----- STORED DATA -----

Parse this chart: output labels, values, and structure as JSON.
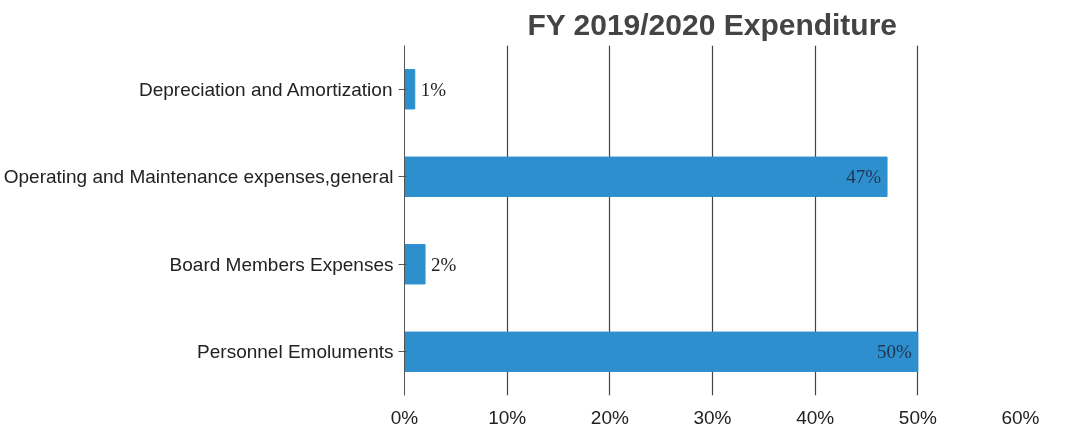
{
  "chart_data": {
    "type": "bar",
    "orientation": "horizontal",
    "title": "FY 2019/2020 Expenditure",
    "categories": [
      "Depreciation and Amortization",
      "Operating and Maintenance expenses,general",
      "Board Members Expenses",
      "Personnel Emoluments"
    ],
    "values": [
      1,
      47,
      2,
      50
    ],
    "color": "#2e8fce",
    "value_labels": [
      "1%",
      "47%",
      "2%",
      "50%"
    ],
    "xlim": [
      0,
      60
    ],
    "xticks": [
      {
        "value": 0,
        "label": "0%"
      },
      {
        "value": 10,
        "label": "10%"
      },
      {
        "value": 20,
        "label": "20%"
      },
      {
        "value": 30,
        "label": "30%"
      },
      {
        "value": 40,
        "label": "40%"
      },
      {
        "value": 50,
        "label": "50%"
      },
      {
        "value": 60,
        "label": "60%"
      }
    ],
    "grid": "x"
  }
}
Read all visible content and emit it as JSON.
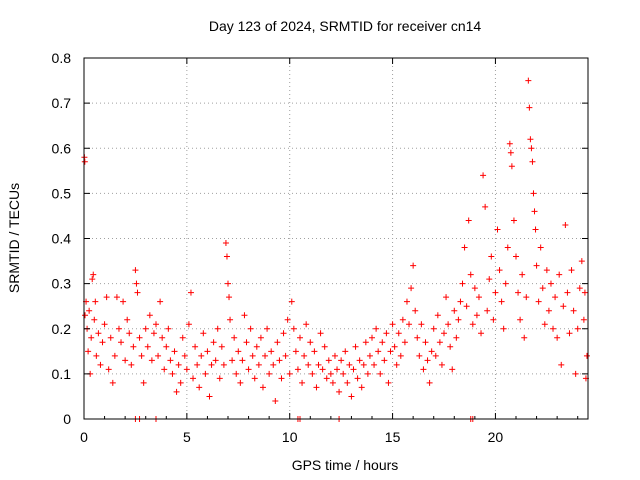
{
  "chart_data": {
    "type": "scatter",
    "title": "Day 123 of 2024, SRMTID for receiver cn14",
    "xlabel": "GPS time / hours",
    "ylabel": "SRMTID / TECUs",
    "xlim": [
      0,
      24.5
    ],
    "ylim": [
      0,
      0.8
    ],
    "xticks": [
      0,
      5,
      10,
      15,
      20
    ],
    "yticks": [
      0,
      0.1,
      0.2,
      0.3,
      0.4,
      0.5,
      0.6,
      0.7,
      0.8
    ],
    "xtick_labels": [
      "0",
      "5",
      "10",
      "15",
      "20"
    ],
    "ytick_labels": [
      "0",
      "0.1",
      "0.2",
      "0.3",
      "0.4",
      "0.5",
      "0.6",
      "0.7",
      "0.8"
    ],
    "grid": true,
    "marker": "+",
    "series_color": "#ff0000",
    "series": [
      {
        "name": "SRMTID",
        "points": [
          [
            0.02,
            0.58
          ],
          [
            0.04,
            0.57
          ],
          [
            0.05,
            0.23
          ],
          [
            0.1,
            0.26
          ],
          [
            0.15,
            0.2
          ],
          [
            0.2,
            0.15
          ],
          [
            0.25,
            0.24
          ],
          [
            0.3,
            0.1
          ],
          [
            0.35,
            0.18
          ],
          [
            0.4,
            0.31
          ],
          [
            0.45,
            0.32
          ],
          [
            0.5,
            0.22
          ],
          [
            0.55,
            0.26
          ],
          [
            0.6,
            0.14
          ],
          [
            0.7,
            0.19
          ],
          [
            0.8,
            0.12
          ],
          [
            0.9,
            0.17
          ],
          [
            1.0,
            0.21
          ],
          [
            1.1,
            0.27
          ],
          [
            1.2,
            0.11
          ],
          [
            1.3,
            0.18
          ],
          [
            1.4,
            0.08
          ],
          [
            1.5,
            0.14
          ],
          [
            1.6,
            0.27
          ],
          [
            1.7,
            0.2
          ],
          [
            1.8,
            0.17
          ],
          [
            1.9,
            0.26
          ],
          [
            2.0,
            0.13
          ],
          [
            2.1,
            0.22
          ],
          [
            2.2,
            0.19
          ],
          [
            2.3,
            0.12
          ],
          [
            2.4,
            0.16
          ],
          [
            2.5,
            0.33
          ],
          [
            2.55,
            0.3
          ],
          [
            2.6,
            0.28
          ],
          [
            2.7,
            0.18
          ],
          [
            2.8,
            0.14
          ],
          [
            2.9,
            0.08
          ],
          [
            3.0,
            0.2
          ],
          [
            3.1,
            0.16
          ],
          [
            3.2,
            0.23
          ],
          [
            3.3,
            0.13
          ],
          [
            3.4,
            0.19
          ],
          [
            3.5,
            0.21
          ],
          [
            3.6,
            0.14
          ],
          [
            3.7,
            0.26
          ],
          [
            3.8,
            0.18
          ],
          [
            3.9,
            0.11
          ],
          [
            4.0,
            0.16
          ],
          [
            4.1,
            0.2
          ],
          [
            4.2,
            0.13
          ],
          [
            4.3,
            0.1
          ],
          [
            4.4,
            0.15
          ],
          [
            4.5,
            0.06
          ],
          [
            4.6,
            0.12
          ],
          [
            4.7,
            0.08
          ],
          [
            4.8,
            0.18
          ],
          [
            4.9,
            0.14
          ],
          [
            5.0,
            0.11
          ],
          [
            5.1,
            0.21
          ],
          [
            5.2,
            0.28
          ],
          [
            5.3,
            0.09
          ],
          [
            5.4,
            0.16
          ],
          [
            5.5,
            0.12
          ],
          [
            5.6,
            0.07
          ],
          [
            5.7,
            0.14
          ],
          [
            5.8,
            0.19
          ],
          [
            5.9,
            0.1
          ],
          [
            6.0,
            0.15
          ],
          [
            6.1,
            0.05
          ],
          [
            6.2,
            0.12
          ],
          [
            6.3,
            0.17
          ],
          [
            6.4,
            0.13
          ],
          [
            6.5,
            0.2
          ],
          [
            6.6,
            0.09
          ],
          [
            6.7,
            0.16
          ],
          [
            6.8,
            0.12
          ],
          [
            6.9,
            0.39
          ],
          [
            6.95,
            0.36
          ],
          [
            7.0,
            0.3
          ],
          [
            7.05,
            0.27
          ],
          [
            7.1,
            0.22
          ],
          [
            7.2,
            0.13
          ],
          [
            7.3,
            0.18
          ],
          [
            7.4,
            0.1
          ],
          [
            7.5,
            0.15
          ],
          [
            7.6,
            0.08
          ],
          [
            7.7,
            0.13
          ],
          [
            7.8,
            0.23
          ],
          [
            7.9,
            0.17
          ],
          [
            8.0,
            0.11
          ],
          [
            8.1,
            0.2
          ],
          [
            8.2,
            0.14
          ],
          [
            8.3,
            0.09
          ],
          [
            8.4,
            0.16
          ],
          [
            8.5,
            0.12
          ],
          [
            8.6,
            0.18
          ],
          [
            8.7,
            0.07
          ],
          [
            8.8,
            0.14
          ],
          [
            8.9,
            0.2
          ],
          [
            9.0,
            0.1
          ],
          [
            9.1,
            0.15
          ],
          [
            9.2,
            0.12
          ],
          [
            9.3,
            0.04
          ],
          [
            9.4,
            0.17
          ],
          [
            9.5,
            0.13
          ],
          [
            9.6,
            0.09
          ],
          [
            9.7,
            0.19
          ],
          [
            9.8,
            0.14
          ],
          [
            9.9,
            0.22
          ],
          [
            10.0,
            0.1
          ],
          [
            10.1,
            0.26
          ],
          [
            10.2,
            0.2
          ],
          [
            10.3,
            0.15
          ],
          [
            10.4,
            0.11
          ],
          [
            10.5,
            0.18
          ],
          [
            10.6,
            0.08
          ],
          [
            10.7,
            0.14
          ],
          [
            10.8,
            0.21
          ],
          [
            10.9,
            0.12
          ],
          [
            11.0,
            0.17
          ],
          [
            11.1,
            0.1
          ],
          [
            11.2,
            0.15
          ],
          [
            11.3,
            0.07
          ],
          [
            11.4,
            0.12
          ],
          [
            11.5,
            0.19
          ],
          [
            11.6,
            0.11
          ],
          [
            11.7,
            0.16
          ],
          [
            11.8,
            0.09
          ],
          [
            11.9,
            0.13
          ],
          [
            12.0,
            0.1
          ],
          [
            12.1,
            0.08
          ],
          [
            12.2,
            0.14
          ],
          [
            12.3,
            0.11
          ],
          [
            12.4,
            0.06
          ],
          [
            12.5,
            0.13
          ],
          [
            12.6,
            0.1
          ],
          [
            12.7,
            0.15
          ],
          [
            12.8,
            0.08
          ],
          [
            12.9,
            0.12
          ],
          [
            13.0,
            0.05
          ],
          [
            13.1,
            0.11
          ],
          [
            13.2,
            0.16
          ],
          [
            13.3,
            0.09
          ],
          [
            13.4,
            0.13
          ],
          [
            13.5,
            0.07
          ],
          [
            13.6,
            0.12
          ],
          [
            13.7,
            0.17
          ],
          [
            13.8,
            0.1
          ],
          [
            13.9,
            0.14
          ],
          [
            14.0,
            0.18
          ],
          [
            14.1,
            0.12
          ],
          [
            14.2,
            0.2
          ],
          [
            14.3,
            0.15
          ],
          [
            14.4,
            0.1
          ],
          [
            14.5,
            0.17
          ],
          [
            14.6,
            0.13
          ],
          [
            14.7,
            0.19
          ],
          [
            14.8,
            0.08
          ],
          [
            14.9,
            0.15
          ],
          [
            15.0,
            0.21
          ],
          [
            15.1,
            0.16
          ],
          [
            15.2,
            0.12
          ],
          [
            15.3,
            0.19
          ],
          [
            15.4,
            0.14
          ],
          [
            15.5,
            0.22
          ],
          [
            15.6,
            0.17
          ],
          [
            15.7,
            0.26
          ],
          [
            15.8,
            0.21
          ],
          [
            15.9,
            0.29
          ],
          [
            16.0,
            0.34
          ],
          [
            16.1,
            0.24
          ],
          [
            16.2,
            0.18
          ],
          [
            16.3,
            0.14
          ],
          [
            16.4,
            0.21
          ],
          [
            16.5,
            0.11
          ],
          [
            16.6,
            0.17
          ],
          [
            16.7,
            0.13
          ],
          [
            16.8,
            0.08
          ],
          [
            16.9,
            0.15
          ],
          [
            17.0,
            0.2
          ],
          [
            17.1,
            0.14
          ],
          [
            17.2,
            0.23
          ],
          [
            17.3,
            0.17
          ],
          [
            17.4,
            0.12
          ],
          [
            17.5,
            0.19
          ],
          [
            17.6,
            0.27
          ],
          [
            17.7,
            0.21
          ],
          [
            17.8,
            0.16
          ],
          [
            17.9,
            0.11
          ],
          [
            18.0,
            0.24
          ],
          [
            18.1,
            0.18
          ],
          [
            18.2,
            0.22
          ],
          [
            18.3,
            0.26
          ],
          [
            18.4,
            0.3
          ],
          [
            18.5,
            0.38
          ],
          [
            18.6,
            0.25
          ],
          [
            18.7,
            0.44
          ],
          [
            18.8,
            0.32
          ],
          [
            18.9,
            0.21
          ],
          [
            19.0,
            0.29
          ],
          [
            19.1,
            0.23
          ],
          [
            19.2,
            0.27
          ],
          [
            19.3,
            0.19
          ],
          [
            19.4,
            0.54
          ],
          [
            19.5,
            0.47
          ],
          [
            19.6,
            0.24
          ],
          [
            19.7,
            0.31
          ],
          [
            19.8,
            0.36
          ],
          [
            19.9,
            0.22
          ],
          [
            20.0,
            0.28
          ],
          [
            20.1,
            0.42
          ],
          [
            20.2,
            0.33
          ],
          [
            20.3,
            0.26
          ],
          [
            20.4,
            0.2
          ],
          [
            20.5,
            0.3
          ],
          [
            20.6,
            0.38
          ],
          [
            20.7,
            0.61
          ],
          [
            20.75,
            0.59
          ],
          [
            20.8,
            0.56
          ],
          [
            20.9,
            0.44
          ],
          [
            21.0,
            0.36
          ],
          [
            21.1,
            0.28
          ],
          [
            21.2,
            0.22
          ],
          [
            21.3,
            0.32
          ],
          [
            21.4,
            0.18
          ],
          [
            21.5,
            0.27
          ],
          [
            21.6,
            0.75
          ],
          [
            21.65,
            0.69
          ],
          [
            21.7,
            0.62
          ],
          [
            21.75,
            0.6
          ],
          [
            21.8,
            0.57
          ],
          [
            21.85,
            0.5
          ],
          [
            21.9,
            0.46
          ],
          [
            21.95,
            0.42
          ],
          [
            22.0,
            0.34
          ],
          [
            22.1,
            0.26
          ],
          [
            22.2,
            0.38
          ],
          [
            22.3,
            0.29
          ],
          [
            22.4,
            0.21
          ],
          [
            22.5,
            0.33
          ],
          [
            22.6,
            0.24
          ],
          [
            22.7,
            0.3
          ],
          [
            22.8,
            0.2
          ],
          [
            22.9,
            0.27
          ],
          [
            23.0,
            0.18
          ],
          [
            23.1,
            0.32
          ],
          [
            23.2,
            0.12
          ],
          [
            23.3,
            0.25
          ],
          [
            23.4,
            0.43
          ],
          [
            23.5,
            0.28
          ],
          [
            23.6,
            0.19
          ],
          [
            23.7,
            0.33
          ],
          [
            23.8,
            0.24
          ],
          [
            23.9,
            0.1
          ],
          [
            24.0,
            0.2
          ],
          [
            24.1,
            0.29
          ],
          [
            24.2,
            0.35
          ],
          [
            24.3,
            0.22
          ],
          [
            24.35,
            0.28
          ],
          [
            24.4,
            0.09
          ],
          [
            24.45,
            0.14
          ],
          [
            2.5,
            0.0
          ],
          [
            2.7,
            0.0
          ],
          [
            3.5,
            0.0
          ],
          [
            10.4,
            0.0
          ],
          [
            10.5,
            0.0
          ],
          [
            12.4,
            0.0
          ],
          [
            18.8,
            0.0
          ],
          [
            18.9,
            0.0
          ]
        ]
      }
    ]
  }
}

-----

● **TASK GOAL**: Find the lines above that contain the word "JSON" and collect them.

● **RESULT OF THIS EXERCISE**:
Parse this chart: output labels, values, and structure as JSON.
Read all visible content and emit it as JSON.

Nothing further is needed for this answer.